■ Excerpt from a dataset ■
○ ○ ○ ○ ○ ○ ○

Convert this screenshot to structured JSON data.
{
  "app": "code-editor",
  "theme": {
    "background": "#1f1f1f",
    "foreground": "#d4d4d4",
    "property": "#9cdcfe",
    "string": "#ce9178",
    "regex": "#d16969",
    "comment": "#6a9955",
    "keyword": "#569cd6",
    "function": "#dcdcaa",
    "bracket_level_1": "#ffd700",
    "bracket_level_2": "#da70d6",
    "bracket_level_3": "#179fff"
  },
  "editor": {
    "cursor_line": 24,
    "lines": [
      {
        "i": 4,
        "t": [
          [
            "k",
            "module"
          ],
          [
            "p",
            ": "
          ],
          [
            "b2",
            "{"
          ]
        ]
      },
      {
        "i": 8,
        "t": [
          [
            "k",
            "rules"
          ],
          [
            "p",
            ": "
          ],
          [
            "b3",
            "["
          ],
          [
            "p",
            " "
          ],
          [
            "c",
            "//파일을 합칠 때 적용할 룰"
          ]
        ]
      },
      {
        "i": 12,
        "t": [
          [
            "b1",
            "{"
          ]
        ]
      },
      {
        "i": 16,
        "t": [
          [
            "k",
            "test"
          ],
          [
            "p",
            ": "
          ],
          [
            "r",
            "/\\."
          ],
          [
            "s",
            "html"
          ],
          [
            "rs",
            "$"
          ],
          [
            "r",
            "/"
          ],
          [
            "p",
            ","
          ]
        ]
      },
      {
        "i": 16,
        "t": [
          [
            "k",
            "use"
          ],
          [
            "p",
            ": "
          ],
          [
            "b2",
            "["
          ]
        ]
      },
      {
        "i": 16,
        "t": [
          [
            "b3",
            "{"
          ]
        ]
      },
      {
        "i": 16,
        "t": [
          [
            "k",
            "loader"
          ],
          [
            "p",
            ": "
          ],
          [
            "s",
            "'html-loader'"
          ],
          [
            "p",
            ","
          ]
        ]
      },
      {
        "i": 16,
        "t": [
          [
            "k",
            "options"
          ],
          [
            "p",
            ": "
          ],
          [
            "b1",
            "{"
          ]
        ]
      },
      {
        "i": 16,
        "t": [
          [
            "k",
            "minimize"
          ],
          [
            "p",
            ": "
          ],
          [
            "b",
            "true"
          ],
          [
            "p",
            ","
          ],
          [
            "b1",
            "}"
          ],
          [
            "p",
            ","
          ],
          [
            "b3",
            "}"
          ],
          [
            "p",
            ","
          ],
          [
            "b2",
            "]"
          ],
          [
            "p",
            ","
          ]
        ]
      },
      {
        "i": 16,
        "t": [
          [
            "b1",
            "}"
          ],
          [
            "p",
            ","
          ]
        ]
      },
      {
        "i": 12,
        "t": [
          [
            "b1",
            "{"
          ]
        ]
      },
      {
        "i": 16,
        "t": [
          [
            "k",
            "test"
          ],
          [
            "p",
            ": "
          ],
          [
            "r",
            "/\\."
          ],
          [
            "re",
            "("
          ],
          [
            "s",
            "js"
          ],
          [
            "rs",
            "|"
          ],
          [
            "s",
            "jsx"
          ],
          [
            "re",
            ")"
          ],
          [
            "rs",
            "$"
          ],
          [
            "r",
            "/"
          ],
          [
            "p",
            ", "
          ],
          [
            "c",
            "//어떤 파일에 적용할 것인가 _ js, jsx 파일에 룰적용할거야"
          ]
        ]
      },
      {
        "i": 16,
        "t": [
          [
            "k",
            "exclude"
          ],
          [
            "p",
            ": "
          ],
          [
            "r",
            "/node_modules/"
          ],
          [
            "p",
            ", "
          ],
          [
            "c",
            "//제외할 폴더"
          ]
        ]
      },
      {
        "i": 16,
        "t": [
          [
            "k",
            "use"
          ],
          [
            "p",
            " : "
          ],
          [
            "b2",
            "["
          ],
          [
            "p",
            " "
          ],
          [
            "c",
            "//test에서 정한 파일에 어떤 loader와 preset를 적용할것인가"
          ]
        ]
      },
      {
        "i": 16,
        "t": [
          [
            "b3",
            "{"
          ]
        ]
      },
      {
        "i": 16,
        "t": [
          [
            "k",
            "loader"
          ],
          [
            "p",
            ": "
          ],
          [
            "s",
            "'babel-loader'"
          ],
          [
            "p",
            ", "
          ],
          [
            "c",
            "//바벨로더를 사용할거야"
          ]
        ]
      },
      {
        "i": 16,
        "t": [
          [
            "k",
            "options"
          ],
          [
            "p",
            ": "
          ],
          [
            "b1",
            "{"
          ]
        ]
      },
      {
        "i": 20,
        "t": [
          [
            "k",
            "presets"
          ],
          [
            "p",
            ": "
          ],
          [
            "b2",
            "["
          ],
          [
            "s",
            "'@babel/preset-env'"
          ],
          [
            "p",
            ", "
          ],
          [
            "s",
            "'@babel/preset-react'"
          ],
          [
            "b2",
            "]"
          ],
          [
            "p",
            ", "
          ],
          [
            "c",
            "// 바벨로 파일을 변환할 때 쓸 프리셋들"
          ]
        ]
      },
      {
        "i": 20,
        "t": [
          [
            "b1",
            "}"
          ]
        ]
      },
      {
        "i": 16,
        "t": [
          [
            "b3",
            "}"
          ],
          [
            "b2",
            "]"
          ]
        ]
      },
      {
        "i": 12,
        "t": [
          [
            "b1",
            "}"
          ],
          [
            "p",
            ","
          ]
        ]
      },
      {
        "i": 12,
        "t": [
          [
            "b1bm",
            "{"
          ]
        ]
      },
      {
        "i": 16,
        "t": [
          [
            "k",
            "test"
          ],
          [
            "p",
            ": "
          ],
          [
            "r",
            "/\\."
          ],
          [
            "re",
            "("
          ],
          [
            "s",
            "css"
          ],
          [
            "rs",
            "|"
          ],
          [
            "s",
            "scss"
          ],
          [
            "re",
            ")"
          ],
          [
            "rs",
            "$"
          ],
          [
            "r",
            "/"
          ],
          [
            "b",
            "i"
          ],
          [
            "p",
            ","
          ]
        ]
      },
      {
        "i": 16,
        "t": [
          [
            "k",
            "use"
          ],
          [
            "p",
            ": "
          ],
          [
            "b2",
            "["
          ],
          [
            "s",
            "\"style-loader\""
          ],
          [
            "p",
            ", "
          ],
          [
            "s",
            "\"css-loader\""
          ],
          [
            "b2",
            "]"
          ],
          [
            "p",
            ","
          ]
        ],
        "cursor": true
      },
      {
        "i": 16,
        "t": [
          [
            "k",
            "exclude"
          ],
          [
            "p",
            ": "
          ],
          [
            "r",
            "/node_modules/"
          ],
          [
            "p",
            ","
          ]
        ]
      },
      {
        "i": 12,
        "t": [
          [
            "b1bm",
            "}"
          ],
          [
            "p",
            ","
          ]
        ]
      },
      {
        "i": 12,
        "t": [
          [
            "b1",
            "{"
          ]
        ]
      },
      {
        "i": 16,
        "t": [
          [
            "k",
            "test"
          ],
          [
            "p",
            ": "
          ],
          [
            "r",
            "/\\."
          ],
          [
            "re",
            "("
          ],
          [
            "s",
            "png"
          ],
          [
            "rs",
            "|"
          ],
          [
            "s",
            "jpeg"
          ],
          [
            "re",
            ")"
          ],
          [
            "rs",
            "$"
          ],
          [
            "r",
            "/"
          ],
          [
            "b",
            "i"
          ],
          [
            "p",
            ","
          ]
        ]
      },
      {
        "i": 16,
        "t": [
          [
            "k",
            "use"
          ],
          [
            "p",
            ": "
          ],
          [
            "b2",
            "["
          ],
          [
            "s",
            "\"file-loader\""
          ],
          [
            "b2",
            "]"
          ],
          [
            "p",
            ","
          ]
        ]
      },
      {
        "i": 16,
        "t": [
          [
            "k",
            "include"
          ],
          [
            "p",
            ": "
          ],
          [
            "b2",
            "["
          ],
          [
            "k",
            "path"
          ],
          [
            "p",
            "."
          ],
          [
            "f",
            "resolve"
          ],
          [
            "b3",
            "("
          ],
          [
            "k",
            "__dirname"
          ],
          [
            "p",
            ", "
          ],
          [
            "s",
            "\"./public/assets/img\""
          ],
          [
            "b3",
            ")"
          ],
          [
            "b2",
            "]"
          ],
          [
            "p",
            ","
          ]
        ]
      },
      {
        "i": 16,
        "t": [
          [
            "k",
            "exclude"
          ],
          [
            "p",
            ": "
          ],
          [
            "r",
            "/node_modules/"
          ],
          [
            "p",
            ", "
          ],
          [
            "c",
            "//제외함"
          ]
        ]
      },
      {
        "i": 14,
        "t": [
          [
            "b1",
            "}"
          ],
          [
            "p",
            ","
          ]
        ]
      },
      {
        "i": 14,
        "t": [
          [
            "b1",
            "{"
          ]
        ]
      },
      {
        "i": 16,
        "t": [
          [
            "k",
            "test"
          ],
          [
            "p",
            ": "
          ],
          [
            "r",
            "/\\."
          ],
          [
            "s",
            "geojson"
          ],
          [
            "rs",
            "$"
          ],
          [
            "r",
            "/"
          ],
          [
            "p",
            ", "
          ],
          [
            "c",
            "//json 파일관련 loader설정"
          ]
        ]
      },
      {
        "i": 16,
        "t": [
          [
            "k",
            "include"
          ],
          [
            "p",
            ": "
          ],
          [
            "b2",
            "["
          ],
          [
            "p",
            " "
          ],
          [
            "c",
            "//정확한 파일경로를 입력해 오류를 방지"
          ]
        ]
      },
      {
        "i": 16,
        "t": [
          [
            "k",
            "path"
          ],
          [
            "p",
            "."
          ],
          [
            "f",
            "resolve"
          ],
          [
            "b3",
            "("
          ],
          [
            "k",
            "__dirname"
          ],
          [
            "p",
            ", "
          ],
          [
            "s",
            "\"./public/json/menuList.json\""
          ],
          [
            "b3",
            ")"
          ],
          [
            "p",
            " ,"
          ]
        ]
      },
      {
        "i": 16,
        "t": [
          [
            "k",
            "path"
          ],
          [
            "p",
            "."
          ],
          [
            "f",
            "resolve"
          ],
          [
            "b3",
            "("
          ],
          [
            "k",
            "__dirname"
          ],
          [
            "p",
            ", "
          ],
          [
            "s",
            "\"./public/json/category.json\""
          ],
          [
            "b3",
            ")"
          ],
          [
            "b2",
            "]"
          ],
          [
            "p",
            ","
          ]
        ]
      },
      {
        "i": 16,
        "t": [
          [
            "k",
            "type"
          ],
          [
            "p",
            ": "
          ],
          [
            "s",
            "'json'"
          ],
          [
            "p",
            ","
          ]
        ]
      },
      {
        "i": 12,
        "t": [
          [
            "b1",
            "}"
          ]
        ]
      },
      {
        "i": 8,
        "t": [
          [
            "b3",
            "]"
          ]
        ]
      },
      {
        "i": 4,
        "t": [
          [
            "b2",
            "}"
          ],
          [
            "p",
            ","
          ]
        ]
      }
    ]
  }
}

○ ○ ○ ○ ○ ○ ○

■ Instructions to follow ■
Your task is to gather all lines from the entries above that hold the word "public".

■ Solution to the problem ■
            "\"./public/assets/img\""
            "\"./public/json/menuList.json\""
            "\"./public/json/category.json\""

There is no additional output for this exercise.